#### Direction
Reproduce the data exactly.

══ Records provided ══

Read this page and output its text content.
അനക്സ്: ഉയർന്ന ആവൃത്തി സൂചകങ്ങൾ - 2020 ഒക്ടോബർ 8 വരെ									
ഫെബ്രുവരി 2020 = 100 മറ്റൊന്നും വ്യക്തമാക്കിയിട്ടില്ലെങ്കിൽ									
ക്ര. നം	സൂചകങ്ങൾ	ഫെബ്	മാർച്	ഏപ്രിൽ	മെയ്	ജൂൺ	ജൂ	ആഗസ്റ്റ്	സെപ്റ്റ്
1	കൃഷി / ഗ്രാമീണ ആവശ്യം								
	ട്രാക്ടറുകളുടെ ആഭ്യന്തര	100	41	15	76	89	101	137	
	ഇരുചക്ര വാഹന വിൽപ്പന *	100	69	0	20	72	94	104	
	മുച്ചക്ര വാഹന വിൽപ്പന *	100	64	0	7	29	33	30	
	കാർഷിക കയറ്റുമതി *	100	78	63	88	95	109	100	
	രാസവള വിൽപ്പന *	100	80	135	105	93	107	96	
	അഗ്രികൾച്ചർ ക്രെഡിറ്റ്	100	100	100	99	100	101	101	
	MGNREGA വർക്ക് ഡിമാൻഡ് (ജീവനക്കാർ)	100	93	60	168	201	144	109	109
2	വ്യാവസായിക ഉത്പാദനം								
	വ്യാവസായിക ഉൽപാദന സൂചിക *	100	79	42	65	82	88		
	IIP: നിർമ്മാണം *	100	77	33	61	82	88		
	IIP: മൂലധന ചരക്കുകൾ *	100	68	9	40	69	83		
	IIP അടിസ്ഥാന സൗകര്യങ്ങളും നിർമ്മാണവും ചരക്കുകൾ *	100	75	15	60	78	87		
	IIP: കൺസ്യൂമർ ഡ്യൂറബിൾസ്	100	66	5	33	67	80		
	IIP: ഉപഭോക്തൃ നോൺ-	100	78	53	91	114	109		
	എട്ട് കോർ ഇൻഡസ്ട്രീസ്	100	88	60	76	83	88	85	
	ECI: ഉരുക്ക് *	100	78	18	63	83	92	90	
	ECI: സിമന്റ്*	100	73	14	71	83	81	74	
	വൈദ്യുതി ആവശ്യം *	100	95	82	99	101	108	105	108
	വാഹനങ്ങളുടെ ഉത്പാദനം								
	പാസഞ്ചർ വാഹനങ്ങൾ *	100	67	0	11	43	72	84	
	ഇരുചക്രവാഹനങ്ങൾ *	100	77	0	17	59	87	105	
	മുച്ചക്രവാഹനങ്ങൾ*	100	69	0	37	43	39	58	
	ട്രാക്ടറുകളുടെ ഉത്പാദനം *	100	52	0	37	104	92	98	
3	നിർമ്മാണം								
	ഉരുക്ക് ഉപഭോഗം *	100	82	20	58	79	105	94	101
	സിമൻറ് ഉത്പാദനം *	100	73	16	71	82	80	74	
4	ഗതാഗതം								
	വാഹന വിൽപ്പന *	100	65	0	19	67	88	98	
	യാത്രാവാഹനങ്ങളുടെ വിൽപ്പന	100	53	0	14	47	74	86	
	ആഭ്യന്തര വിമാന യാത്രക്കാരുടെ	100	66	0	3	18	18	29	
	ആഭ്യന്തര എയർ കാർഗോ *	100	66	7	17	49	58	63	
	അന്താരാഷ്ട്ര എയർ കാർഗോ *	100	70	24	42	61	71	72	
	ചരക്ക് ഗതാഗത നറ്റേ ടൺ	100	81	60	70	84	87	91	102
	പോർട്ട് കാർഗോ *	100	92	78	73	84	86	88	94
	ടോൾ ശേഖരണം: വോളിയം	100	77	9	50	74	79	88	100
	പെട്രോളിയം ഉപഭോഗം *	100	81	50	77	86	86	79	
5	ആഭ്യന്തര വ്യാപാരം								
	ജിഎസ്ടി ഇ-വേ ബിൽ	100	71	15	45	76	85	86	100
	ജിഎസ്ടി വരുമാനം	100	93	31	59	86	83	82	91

═══

#### Exercise answer
Read this page and output its text content.
അനക്സ്: ഉയർന്ന ആവൃത്തി സൂചകങ്ങൾ - 2020 ഒക്ടോബർ 8 വരെ									
ഫെബ്രുവരി 2020 = 100 മറ്റൊന്നും വ്യക്തമാക്കിയിട്ടില്ലെങ്കിൽ									
ക്ര. നം	സൂചകങ്ങൾ	ഫെബ്	മാർച്	ഏപ്രിൽ	മെയ്	ജൂൺ	ജൂ	ആഗസ്റ്റ്	സെപ്റ്റ്
1	കൃഷി / ഗ്രാമീണ ആവശ്യം								
	ട്രാക്ടറുകളുടെ ആഭ്യന്തര	100	41	15	76	89	101	137	
	ഇരുചക്ര വാഹന വിൽപ്പന *	100	69	0	20	72	94	104	
	മുച്ചക്ര വാഹന വിൽപ്പന *	100	64	0	7	29	33	30	
	കാർഷിക കയറ്റുമതി *	100	78	63	88	95	109	100	
	രാസവള വിൽപ്പന *	100	80	135	105	93	107	96	
	അഗ്രികൾച്ചർ ക്രെഡിറ്റ്	100	100	100	99	100	101	101	
	MGNREGA വർക്ക് ഡിമാൻഡ് (ജീവനക്കാർ)	100	93	60	168	201	144	109	109
2	വ്യാവസായിക ഉത്പാദനം								
	വ്യാവസായിക ഉൽപാദന സൂചിക *	100	79	42	65	82	88		
	IIP: നിർമ്മാണം *	100	77	33	61	82	88		
	IIP: മൂലധന ചരക്കുകൾ *	100	68	9	40	69	83		
	IIP അടിസ്ഥാന സൗകര്യങ്ങളും നിർമ്മാണവും ചരക്കുകൾ *	100	75	15	60	78	87		
	IIP: കൺസ്യൂമർ ഡ്യൂറബിൾസ്	100	66	5	33	67	80		
	IIP: ഉപഭോക്തൃ നോൺ-	100	78	53	91	114	109		
	എട്ട് കോർ ഇൻഡസ്ട്രീസ്	100	88	60	76	83	88	85	
	ECI: ഉരുക്ക് *	100	78	18	63	83	92	90	
	ECI: സിമന്റ്*	100	73	14	71	83	81	74	
	വൈദ്യുതി ആവശ്യം *	100	95	82	99	101	108	105	108
	വാഹനങ്ങളുടെ ഉത്പാദനം								
	പാസഞ്ചർ വാഹനങ്ങൾ *	100	67	0	11	43	72	84	
	ഇരുചക്രവാഹനങ്ങൾ *	100	77	0	17	59	87	105	
	മുച്ചക്രവാഹനങ്ങൾ*	100	69	0	37	43	39	58	
	ട്രാക്ടറുകളുടെ ഉത്പാദനം *	100	52	0	37	104	92	98	
3	നിർമ്മാണം								
	ഉരുക്ക് ഉപഭോഗം *	100	82	20	58	79	105	94	101
	സിമൻറ് ഉത്പാദനം *	100	73	16	71	82	80	74	
4	ഗതാഗതം								
	വാഹന വിൽപ്പന *	100	65	0	19	67	88	98	
	യാത്രാവാഹനങ്ങളുടെ വിൽപ്പന	100	53	0	14	47	74	86	
	ആഭ്യന്തര വിമാന യാത്രക്കാരുടെ	100	66	0	3	18	18	29	
	ആഭ്യന്തര എയർ കാർഗോ *	100	66	7	17	49	58	63	
	അന്താരാഷ്ട്ര എയർ കാർഗോ *	100	70	24	42	61	71	72	
	ചരക്ക് ഗതാഗത നറ്റേ ടൺ	100	81	60	70	84	87	91	102
	പോർട്ട് കാർഗോ *	100	92	78	73	84	86	88	94
	ടോൾ ശേഖരണം: വോളിയം	100	77	9	50	74	79	88	100
	പെട്രോളിയം ഉപഭോഗം *	100	81	50	77	86	86	79	
5	ആഭ്യന്തര വ്യാപാരം								
	ജിഎസ്ടി ഇ-വേ ബിൽ	100	71	15	45	76	85	86	100
	ജിഎസ്ടി വരുമാനം	100	93	31	59	86	83	82	91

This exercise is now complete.